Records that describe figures
<<<<

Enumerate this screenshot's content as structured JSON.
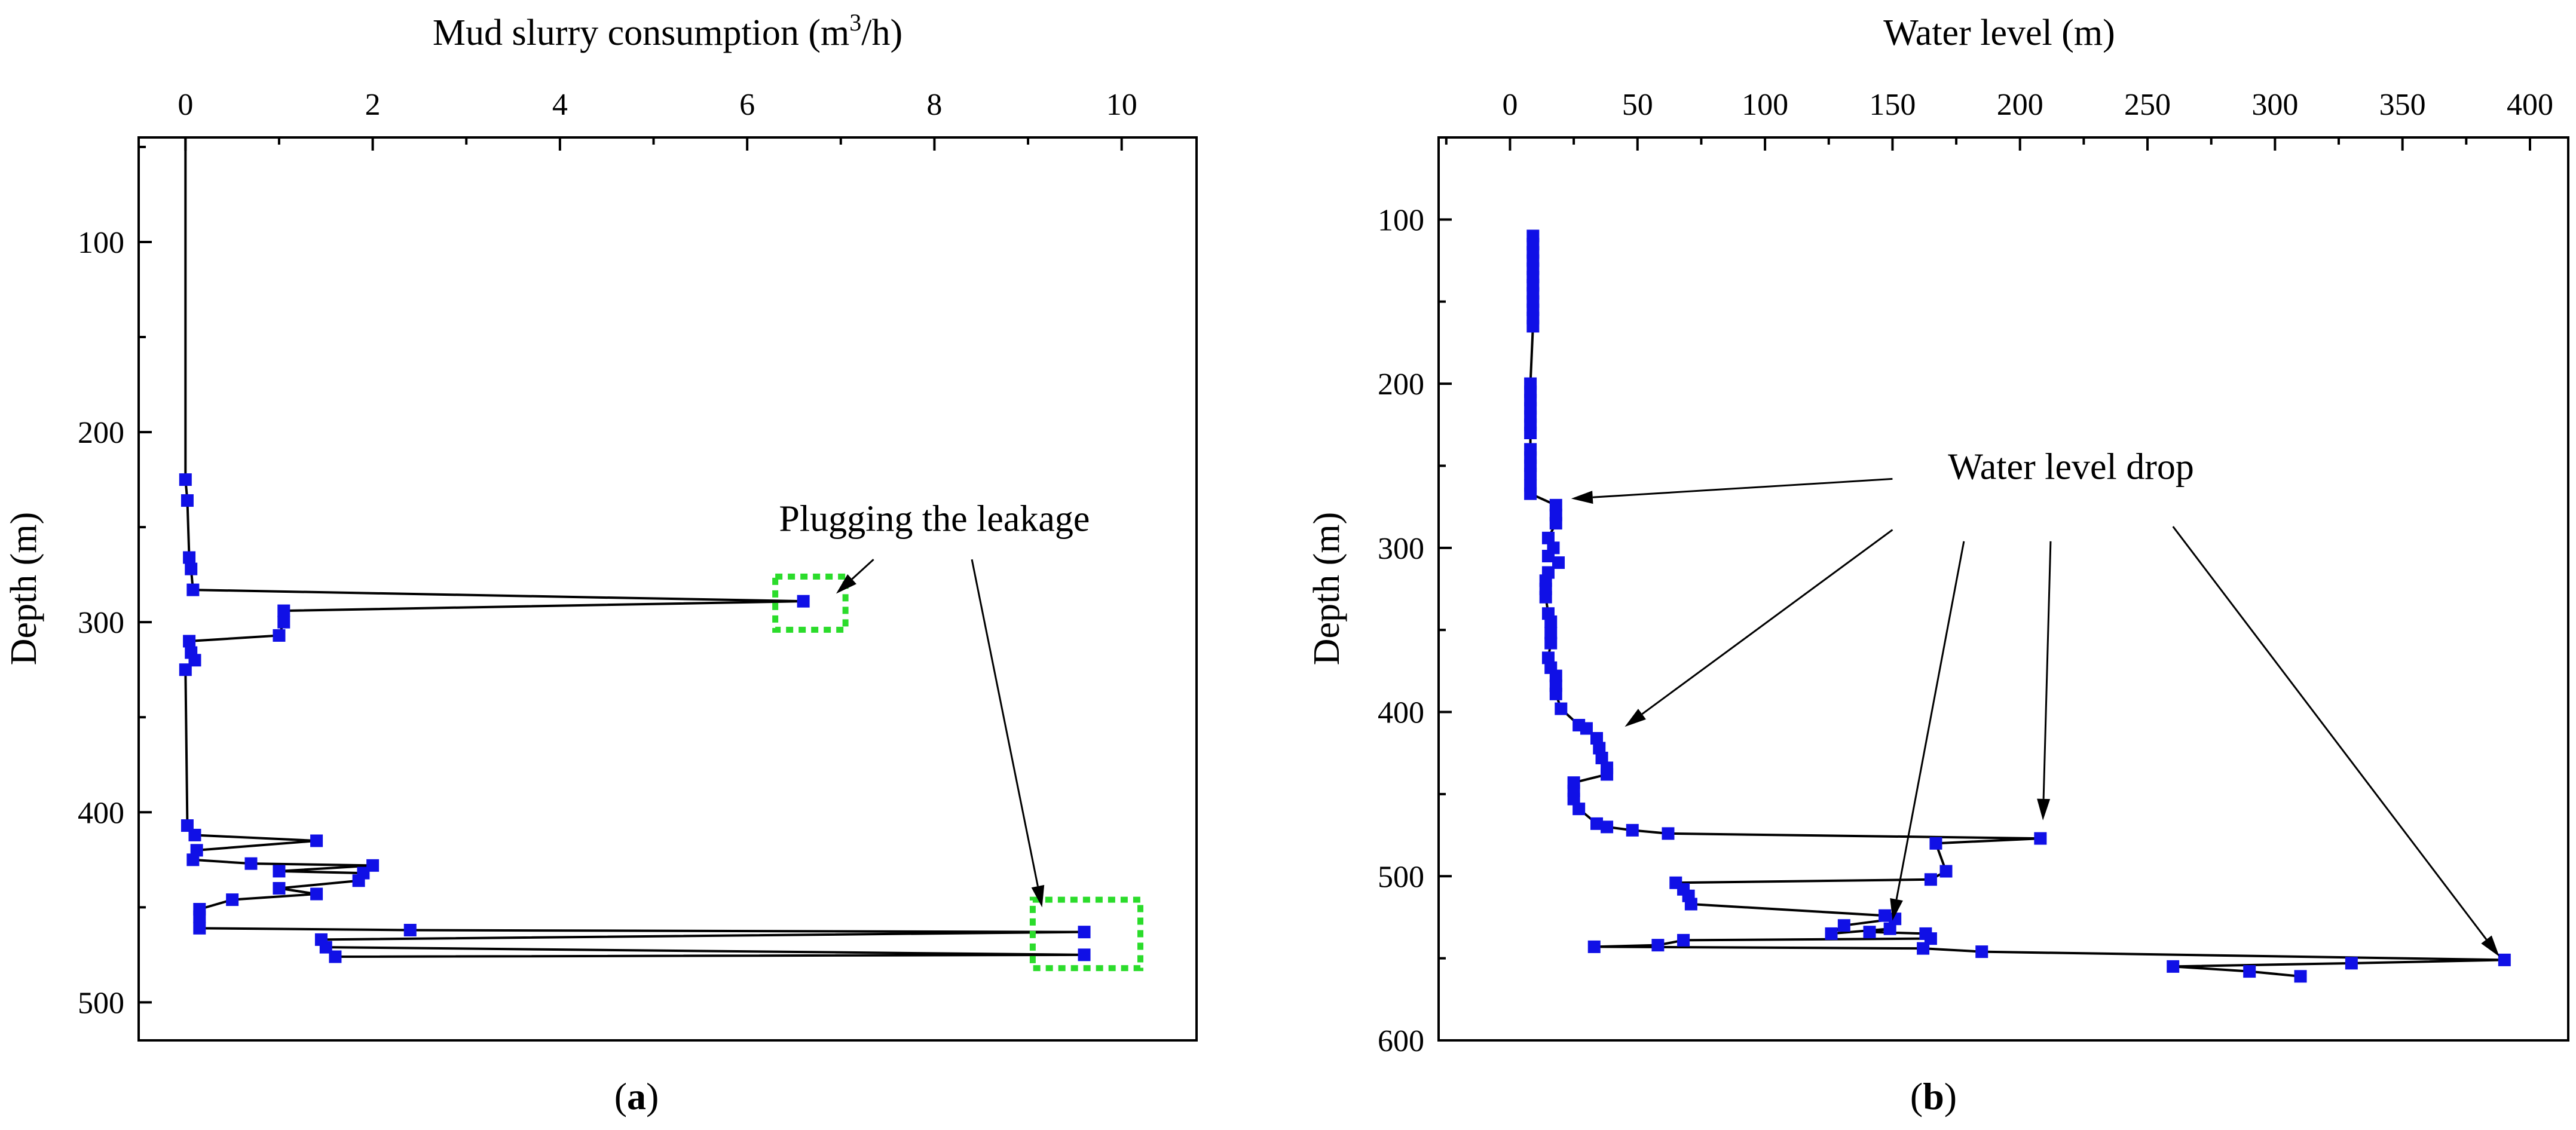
{
  "chart_data": [
    {
      "type": "scatter",
      "panel_label": "a",
      "title": "",
      "xlabel": "Mud slurry consumption (m³/h)",
      "xlabel_main": "Mud slurry consumption (m",
      "xlabel_sup": "3",
      "xlabel_tail": "/h)",
      "ylabel": "Depth (m)",
      "xlim": [
        -0.5,
        10.8
      ],
      "ylim": [
        520,
        45
      ],
      "x_ticks": [
        0,
        2,
        4,
        6,
        8,
        10
      ],
      "y_ticks": [
        100,
        200,
        300,
        400,
        500
      ],
      "x_axis_position": "top",
      "y_axis_inverted": true,
      "grid": false,
      "line_from_surface": [
        [
          0.0,
          45
        ],
        [
          0.0,
          225
        ]
      ],
      "series": [
        {
          "name": "Mud slurry consumption",
          "points": [
            [
              0.0,
              225
            ],
            [
              0.02,
              236
            ],
            [
              0.04,
              266
            ],
            [
              0.06,
              272
            ],
            [
              0.08,
              283
            ],
            [
              6.6,
              289
            ],
            [
              1.05,
              294
            ],
            [
              1.05,
              300
            ],
            [
              1.0,
              307
            ],
            [
              0.04,
              310
            ],
            [
              0.06,
              316
            ],
            [
              0.1,
              320
            ],
            [
              0.0,
              325
            ],
            [
              0.02,
              407
            ],
            [
              0.1,
              412
            ],
            [
              1.4,
              415
            ],
            [
              0.12,
              420
            ],
            [
              0.08,
              425
            ],
            [
              0.7,
              427
            ],
            [
              2.0,
              428
            ],
            [
              1.0,
              431
            ],
            [
              1.9,
              432
            ],
            [
              1.85,
              436
            ],
            [
              1.0,
              440
            ],
            [
              1.4,
              443
            ],
            [
              0.5,
              446
            ],
            [
              0.15,
              451
            ],
            [
              0.15,
              455
            ],
            [
              0.15,
              461
            ],
            [
              2.4,
              462
            ],
            [
              9.6,
              463
            ],
            [
              1.45,
              467
            ],
            [
              1.5,
              471
            ],
            [
              9.6,
              475
            ],
            [
              1.6,
              476
            ]
          ]
        }
      ],
      "highlights": [
        {
          "x0": 6.3,
          "x1": 7.05,
          "y0": 276,
          "y1": 304
        },
        {
          "x0": 9.05,
          "x1": 10.2,
          "y0": 446,
          "y1": 482
        }
      ],
      "annotation": {
        "text": "Plugging the leakage",
        "label_anchor": [
          8.0,
          252
        ],
        "arrows": [
          {
            "from": [
              7.35,
              267
            ],
            "to": [
              6.95,
              285
            ]
          },
          {
            "from": [
              8.4,
              267
            ],
            "to": [
              9.15,
              450
            ]
          }
        ]
      }
    },
    {
      "type": "scatter",
      "panel_label": "b",
      "title": "",
      "xlabel": "Water level (m)",
      "ylabel": "Depth (m)",
      "xlim": [
        -28,
        415
      ],
      "ylim": [
        600,
        50
      ],
      "x_ticks": [
        0,
        50,
        100,
        150,
        200,
        250,
        300,
        350,
        400
      ],
      "y_ticks": [
        100,
        200,
        300,
        400,
        500,
        600
      ],
      "x_axis_position": "top",
      "y_axis_inverted": true,
      "grid": false,
      "series": [
        {
          "name": "Water level",
          "points": [
            [
              9,
              110
            ],
            [
              9,
              115
            ],
            [
              9,
              120
            ],
            [
              9,
              125
            ],
            [
              9,
              130
            ],
            [
              9,
              135
            ],
            [
              9,
              140
            ],
            [
              9,
              145
            ],
            [
              9,
              150
            ],
            [
              9,
              155
            ],
            [
              9,
              160
            ],
            [
              9,
              165
            ],
            [
              8,
              200
            ],
            [
              8,
              205
            ],
            [
              8,
              210
            ],
            [
              8,
              215
            ],
            [
              8,
              220
            ],
            [
              8,
              225
            ],
            [
              8,
              230
            ],
            [
              8,
              240
            ],
            [
              8,
              245
            ],
            [
              8,
              250
            ],
            [
              8,
              255
            ],
            [
              8,
              262
            ],
            [
              8,
              267
            ],
            [
              18,
              274
            ],
            [
              18,
              280
            ],
            [
              18,
              285
            ],
            [
              15,
              294
            ],
            [
              17,
              300
            ],
            [
              15,
              305
            ],
            [
              19,
              309
            ],
            [
              15,
              315
            ],
            [
              14,
              320
            ],
            [
              14,
              325
            ],
            [
              14,
              330
            ],
            [
              15,
              340
            ],
            [
              16,
              345
            ],
            [
              16,
              352
            ],
            [
              16,
              358
            ],
            [
              15,
              367
            ],
            [
              16,
              373
            ],
            [
              18,
              378
            ],
            [
              18,
              384
            ],
            [
              18,
              389
            ],
            [
              20,
              398
            ],
            [
              27,
              408
            ],
            [
              30,
              410
            ],
            [
              34,
              416
            ],
            [
              35,
              422
            ],
            [
              36,
              428
            ],
            [
              38,
              434
            ],
            [
              38,
              438
            ],
            [
              25,
              443
            ],
            [
              25,
              448
            ],
            [
              25,
              453
            ],
            [
              27,
              459
            ],
            [
              34,
              468
            ],
            [
              38,
              470
            ],
            [
              48,
              472
            ],
            [
              62,
              474
            ],
            [
              208,
              477
            ],
            [
              167,
              480
            ],
            [
              171,
              497
            ],
            [
              165,
              502
            ],
            [
              65,
              504
            ],
            [
              68,
              508
            ],
            [
              70,
              512
            ],
            [
              71,
              517
            ],
            [
              147,
              524
            ],
            [
              151,
              526
            ],
            [
              131,
              530
            ],
            [
              126,
              535
            ],
            [
              149,
              532
            ],
            [
              141,
              534
            ],
            [
              163,
              535
            ],
            [
              165,
              538
            ],
            [
              68,
              539
            ],
            [
              58,
              542
            ],
            [
              33,
              543
            ],
            [
              162,
              544
            ],
            [
              185,
              546
            ],
            [
              390,
              551
            ],
            [
              330,
              553
            ],
            [
              260,
              555
            ],
            [
              290,
              558
            ],
            [
              310,
              561
            ]
          ]
        }
      ],
      "annotation": {
        "text": "Water level drop",
        "label_anchor": [
          220,
          258
        ],
        "arrows": [
          {
            "from": [
              150,
              258
            ],
            "to": [
              24,
              270
            ]
          },
          {
            "from": [
              150,
              289
            ],
            "to": [
              45,
              409
            ]
          },
          {
            "from": [
              178,
              296
            ],
            "to": [
              150,
              527
            ]
          },
          {
            "from": [
              212,
              296
            ],
            "to": [
              209,
              466
            ]
          },
          {
            "from": [
              260,
              287
            ],
            "to": [
              388,
              549
            ]
          }
        ]
      }
    }
  ]
}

>>>>

## Problem
Looking at the records above, report how many lines contain the word "slurry". Answer with the number only.

## Task output
3